(Written instruction): Every line holding the string "resonates" should be gathered.

(Provided entries):
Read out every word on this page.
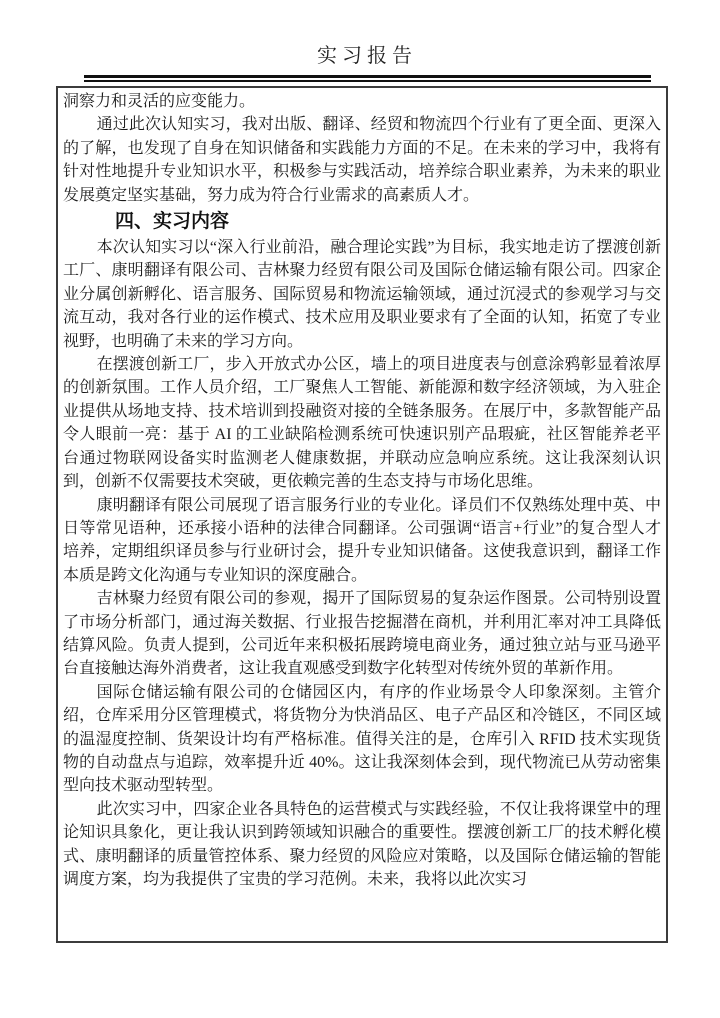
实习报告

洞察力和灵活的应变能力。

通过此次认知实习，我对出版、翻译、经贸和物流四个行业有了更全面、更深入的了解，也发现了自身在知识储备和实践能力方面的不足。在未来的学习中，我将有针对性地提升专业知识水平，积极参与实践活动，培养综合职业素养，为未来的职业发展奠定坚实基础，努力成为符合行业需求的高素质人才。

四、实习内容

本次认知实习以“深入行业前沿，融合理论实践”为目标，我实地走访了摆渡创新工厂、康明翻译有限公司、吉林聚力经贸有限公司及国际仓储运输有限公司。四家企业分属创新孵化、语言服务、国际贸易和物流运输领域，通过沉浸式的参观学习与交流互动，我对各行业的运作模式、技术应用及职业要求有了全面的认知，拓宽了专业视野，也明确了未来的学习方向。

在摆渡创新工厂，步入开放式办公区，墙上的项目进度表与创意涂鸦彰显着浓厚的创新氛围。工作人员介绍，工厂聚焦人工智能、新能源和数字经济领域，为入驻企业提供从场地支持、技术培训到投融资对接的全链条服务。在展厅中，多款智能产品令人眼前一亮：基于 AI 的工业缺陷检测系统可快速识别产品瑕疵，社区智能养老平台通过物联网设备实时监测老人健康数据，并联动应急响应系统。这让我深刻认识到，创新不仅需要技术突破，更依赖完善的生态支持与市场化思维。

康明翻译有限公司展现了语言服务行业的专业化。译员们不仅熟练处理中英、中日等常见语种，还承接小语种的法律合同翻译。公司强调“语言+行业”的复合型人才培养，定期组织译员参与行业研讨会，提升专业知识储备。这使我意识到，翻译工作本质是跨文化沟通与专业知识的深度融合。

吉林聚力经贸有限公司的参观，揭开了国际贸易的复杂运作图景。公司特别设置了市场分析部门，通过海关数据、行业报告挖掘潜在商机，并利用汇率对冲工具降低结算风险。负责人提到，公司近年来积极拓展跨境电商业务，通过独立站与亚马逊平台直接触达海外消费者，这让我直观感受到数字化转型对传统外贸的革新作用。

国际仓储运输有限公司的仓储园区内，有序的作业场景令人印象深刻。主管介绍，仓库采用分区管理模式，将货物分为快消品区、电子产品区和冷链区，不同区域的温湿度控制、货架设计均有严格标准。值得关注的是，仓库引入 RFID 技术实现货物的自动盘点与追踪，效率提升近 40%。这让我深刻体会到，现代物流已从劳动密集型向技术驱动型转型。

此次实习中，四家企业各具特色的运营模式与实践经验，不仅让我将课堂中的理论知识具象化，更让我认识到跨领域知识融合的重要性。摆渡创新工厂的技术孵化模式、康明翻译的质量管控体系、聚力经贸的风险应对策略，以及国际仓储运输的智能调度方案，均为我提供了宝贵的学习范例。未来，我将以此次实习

...

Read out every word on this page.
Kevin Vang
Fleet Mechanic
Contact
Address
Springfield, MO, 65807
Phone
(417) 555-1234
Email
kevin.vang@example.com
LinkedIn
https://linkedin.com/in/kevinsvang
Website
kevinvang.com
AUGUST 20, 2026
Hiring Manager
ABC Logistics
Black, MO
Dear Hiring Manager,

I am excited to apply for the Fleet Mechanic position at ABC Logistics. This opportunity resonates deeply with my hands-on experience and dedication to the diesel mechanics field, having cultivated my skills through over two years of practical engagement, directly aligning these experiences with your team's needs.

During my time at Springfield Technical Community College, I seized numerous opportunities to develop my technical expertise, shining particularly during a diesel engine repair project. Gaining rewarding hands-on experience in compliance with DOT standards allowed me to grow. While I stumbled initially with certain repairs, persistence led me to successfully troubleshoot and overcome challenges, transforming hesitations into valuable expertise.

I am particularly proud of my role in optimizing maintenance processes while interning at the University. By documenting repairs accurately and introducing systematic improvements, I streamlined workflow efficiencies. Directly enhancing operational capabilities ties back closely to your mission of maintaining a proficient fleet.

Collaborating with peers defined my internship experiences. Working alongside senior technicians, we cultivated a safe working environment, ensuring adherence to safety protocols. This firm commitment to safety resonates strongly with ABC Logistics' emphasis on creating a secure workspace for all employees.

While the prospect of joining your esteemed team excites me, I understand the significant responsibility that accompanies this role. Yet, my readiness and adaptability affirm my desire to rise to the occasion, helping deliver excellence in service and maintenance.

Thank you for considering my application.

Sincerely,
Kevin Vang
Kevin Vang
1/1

---

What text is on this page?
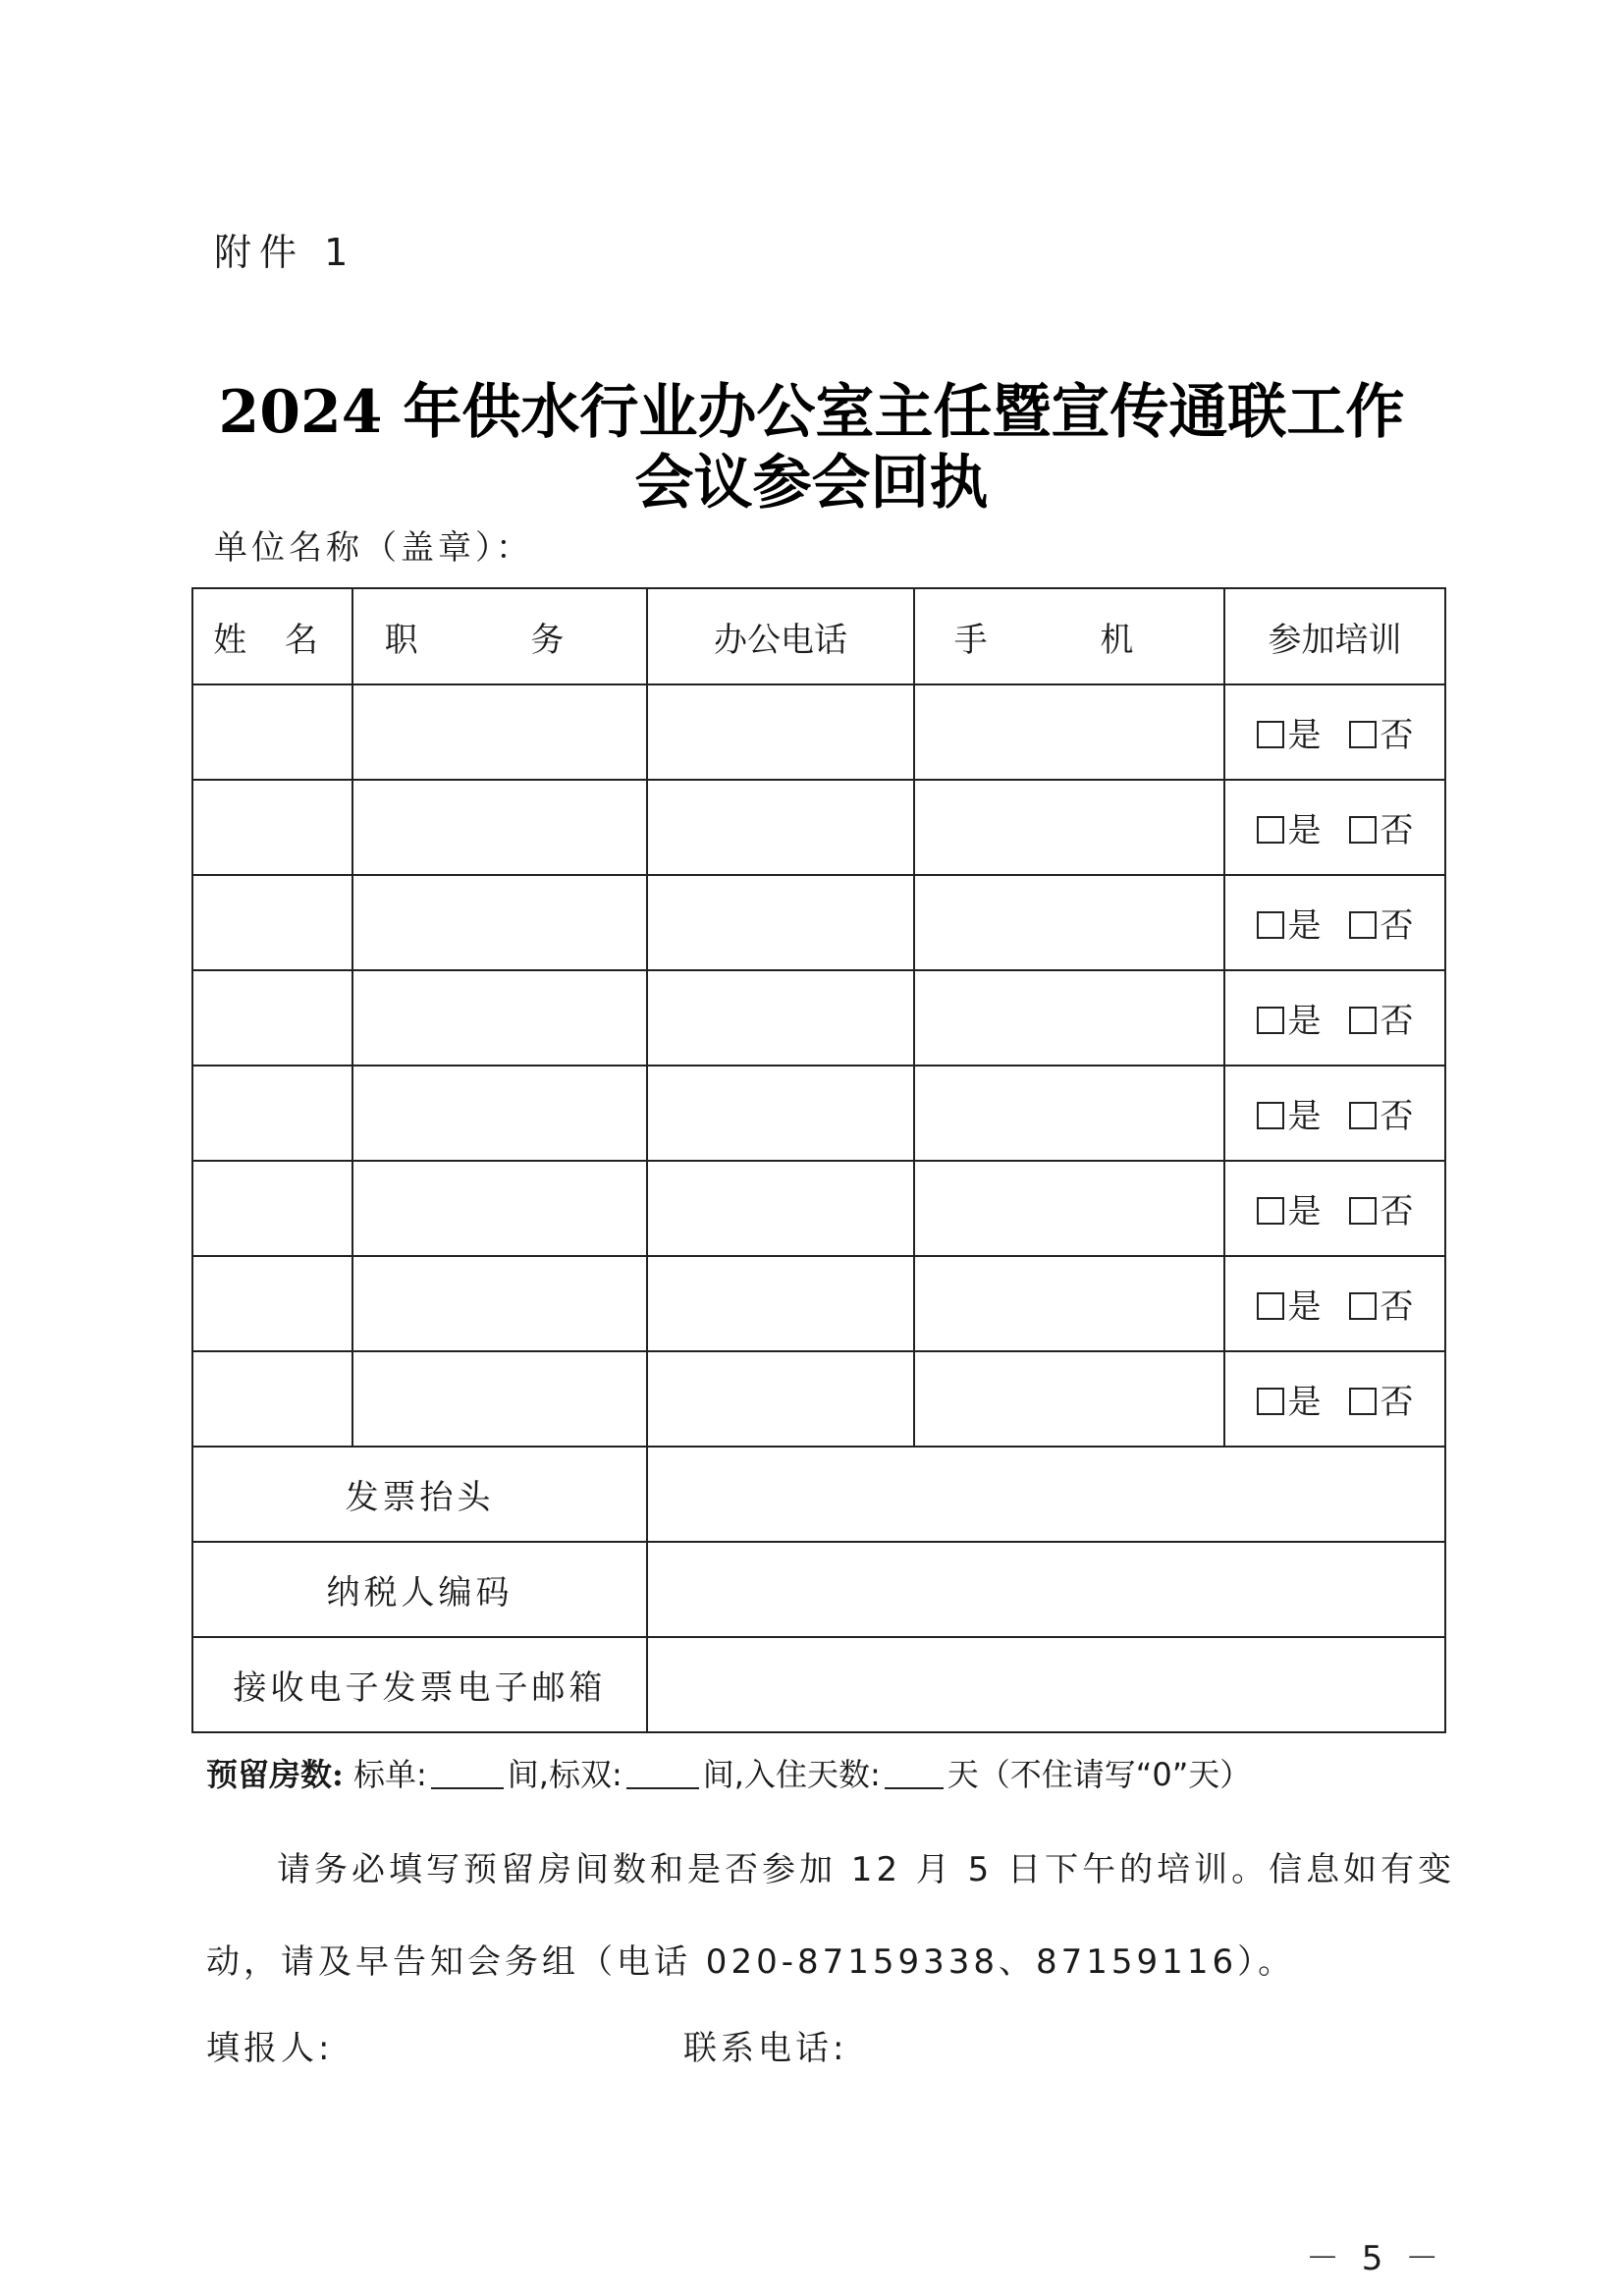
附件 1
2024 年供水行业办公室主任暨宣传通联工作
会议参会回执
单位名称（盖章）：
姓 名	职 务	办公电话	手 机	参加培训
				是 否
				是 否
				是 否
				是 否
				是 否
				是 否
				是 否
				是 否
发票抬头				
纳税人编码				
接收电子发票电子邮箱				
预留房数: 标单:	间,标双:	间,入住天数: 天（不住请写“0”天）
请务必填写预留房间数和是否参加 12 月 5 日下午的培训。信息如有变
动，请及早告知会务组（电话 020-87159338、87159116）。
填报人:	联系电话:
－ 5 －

(Exercise solution):
I am excited to apply for the Fleet Mechanic position at ABC Logistics. This opportunity resonates deeply with my hands-on experience and dedication to the diesel mechanics field, having cultivated my skills through over two years of practical engagement, directly aligning these experiences with your team's needs.
Collaborating with peers defined my internship experiences. Working alongside senior technicians, we cultivated a safe working environment, ensuring adherence to safety protocols. This firm commitment to safety resonates strongly with ABC Logistics' emphasis on creating a secure workspace for all employees.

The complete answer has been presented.